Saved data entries
↓

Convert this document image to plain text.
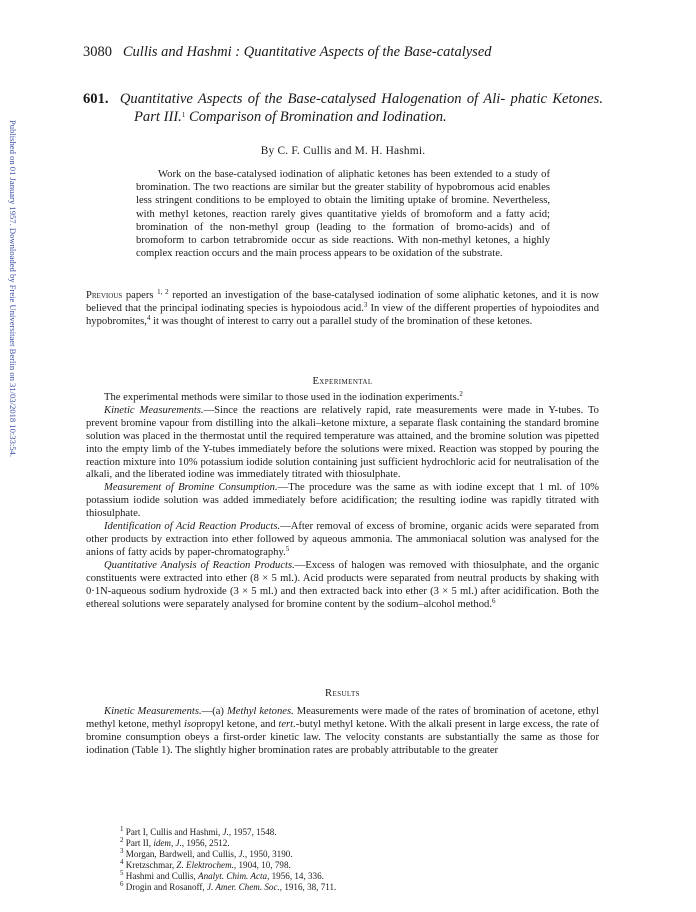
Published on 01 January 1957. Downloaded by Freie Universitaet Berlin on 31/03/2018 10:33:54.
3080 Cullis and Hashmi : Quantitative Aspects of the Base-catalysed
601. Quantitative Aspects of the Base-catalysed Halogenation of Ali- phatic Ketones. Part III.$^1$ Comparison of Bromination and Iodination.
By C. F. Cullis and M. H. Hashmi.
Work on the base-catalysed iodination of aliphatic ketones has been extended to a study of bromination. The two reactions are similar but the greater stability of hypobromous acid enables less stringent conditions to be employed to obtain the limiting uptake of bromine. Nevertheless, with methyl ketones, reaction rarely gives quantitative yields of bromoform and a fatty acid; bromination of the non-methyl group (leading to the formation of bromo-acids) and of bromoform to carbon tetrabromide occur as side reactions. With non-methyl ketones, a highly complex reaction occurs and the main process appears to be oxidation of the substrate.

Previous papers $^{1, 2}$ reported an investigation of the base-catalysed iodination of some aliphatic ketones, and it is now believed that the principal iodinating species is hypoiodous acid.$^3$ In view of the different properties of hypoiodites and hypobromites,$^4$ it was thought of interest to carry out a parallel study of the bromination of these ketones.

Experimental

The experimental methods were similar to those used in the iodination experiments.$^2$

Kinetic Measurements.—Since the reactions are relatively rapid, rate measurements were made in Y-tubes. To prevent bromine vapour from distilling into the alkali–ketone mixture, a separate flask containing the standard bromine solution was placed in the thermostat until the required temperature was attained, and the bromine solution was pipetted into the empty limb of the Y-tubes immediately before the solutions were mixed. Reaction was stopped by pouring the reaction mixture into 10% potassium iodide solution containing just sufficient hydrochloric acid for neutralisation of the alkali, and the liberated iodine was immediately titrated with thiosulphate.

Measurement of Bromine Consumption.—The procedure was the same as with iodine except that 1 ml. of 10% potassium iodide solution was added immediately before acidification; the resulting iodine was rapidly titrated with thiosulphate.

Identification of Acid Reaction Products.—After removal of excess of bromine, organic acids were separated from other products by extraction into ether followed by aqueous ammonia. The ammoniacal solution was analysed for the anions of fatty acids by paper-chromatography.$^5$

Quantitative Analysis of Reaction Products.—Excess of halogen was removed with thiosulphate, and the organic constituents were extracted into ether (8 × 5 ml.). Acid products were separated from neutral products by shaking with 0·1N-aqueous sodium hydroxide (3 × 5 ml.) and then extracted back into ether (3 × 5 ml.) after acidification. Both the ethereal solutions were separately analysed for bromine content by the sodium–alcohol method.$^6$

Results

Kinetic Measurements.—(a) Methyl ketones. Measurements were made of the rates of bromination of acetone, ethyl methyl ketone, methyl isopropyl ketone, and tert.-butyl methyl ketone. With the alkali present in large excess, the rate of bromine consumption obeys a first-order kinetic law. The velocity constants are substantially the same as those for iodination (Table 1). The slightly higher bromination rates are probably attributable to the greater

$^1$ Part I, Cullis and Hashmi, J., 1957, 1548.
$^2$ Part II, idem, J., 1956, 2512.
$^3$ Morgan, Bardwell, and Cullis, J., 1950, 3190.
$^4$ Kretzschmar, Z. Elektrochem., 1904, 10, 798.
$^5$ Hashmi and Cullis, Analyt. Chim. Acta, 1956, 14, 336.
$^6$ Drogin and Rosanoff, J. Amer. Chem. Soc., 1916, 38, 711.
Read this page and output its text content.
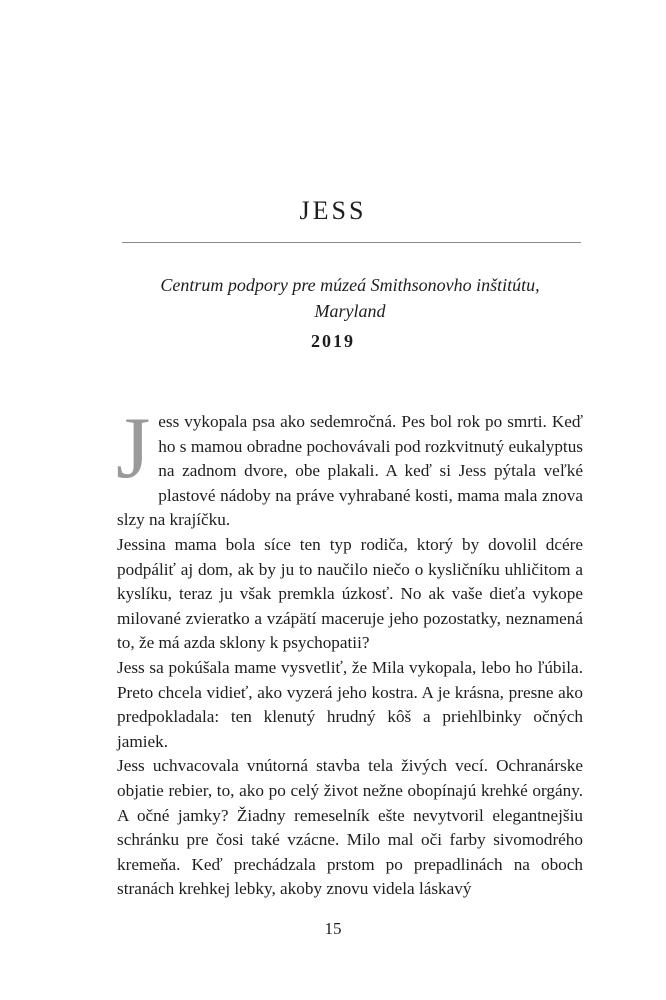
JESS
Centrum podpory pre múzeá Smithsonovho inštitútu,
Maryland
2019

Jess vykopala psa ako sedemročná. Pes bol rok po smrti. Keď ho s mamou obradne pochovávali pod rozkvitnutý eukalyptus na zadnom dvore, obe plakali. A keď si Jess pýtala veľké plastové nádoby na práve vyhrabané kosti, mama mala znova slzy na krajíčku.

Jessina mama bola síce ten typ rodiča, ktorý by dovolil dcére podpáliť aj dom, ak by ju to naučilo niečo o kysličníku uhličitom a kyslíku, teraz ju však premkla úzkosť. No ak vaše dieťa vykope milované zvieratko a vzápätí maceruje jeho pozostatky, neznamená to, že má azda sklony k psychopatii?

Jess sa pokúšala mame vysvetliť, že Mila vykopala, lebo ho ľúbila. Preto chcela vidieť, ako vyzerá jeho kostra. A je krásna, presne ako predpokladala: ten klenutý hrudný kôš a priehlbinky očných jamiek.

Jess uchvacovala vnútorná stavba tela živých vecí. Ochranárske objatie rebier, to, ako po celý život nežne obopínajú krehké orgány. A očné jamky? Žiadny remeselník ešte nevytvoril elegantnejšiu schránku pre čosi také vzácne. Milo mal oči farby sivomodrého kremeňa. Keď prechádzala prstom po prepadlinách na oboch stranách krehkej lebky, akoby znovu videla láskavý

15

↑

● **Task instructions**
Give every record again exactly, apart from the pictures, which stay out.

● **Result below**
Convert this document image to plain text.
Published on 01 January 1957. Downloaded by Freie Universitaet Berlin on 31/03/2018 10:33:54.
3080 Cullis and Hashmi : Quantitative Aspects of the Base-catalysed
601. Quantitative Aspects of the Base-catalysed Halogenation of Ali- phatic Ketones. Part III.$^1$ Comparison of Bromination and Iodination.
By C. F. Cullis and M. H. Hashmi.
Work on the base-catalysed iodination of aliphatic ketones has been extended to a study of bromination. The two reactions are similar but the greater stability of hypobromous acid enables less stringent conditions to be employed to obtain the limiting uptake of bromine. Nevertheless, with methyl ketones, reaction rarely gives quantitative yields of bromoform and a fatty acid; bromination of the non-methyl group (leading to the formation of bromo-acids) and of bromoform to carbon tetrabromide occur as side reactions. With non-methyl ketones, a highly complex reaction occurs and the main process appears to be oxidation of the substrate.

Previous papers $^{1, 2}$ reported an investigation of the base-catalysed iodination of some aliphatic ketones, and it is now believed that the principal iodinating species is hypoiodous acid.$^3$ In view of the different properties of hypoiodites and hypobromites,$^4$ it was thought of interest to carry out a parallel study of the bromination of these ketones.

Experimental

The experimental methods were similar to those used in the iodination experiments.$^2$

Kinetic Measurements.—Since the reactions are relatively rapid, rate measurements were made in Y-tubes. To prevent bromine vapour from distilling into the alkali–ketone mixture, a separate flask containing the standard bromine solution was placed in the thermostat until the required temperature was attained, and the bromine solution was pipetted into the empty limb of the Y-tubes immediately before the solutions were mixed. Reaction was stopped by pouring the reaction mixture into 10% potassium iodide solution containing just sufficient hydrochloric acid for neutralisation of the alkali, and the liberated iodine was immediately titrated with thiosulphate.

Measurement of Bromine Consumption.—The procedure was the same as with iodine except that 1 ml. of 10% potassium iodide solution was added immediately before acidification; the resulting iodine was rapidly titrated with thiosulphate.

Identification of Acid Reaction Products.—After removal of excess of bromine, organic acids were separated from other products by extraction into ether followed by aqueous ammonia. The ammoniacal solution was analysed for the anions of fatty acids by paper-chromatography.$^5$

Quantitative Analysis of Reaction Products.—Excess of halogen was removed with thiosulphate, and the organic constituents were extracted into ether (8 × 5 ml.). Acid products were separated from neutral products by shaking with 0·1N-aqueous sodium hydroxide (3 × 5 ml.) and then extracted back into ether (3 × 5 ml.) after acidification. Both the ethereal solutions were separately analysed for bromine content by the sodium–alcohol method.$^6$

Results

Kinetic Measurements.—(a) Methyl ketones. Measurements were made of the rates of bromination of acetone, ethyl methyl ketone, methyl isopropyl ketone, and tert.-butyl methyl ketone. With the alkali present in large excess, the rate of bromine consumption obeys a first-order kinetic law. The velocity constants are substantially the same as those for iodination (Table 1). The slightly higher bromination rates are probably attributable to the greater

$^1$ Part I, Cullis and Hashmi, J., 1957, 1548.
$^2$ Part II, idem, J., 1956, 2512.
$^3$ Morgan, Bardwell, and Cullis, J., 1950, 3190.
$^4$ Kretzschmar, Z. Elektrochem., 1904, 10, 798.
$^5$ Hashmi and Cullis, Analyt. Chim. Acta, 1956, 14, 336.
$^6$ Drogin and Rosanoff, J. Amer. Chem. Soc., 1916, 38, 711.
Read this page and output its text content.
JESS
Centrum podpory pre múzeá Smithsonovho inštitútu,
Maryland
2019

Jess vykopala psa ako sedemročná. Pes bol rok po smrti. Keď ho s mamou obradne pochovávali pod rozkvitnutý eukalyptus na zadnom dvore, obe plakali. A keď si Jess pýtala veľké plastové nádoby na práve vyhrabané kosti, mama mala znova slzy na krajíčku.

Jessina mama bola síce ten typ rodiča, ktorý by dovolil dcére podpáliť aj dom, ak by ju to naučilo niečo o kysličníku uhličitom a kyslíku, teraz ju však premkla úzkosť. No ak vaše dieťa vykope milované zvieratko a vzápätí maceruje jeho pozostatky, neznamená to, že má azda sklony k psychopatii?

Jess sa pokúšala mame vysvetliť, že Mila vykopala, lebo ho ľúbila. Preto chcela vidieť, ako vyzerá jeho kostra. A je krásna, presne ako predpokladala: ten klenutý hrudný kôš a priehlbinky očných jamiek.

Jess uchvacovala vnútorná stavba tela živých vecí. Ochranárske objatie rebier, to, ako po celý život nežne obopínajú krehké orgány. A očné jamky? Žiadny remeselník ešte nevytvoril elegantnejšiu schránku pre čosi také vzácne. Milo mal oči farby sivomodrého kremeňa. Keď prechádzala prstom po prepadlinách na oboch stranách krehkej lebky, akoby znovu videla láskavý

15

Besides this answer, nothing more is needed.